# WHAT TO WORK ON
Below are records; count the lines that contain "para" and state only that count.

# PROVIDED RECORDS
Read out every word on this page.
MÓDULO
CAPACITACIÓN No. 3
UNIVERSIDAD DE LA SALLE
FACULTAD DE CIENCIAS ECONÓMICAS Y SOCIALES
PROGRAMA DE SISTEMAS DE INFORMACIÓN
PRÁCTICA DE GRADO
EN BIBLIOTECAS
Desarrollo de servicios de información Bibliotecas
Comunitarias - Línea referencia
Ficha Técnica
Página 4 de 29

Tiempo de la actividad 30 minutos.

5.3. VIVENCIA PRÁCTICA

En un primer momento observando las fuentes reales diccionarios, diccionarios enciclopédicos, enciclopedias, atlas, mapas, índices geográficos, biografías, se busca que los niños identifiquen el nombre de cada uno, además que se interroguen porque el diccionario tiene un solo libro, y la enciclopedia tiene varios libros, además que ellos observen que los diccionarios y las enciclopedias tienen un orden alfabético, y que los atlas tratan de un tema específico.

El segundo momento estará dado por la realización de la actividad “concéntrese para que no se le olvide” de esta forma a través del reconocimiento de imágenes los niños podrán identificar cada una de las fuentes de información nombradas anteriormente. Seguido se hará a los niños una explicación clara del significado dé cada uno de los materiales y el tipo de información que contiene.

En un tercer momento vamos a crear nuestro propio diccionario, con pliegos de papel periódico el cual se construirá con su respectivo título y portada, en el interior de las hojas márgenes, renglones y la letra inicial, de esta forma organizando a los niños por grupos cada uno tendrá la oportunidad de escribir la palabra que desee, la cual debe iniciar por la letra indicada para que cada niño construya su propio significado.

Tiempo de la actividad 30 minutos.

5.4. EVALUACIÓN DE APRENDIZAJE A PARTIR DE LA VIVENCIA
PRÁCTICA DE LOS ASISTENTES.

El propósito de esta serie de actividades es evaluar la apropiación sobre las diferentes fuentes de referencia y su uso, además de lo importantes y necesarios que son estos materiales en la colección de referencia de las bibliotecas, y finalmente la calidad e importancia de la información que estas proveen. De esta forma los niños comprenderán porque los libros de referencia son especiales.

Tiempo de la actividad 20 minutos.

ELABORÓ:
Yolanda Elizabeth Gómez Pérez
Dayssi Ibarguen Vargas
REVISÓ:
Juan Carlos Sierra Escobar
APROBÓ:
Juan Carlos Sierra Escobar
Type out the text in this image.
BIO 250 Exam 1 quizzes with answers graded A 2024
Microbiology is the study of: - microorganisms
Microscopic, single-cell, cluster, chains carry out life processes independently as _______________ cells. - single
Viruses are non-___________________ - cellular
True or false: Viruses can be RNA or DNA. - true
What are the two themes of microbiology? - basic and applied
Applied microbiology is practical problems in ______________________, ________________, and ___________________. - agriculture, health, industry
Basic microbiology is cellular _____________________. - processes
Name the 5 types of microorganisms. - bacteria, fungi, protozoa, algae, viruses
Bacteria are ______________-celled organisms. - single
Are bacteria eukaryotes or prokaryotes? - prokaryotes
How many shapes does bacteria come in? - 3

# EXPECTED ANSWER
2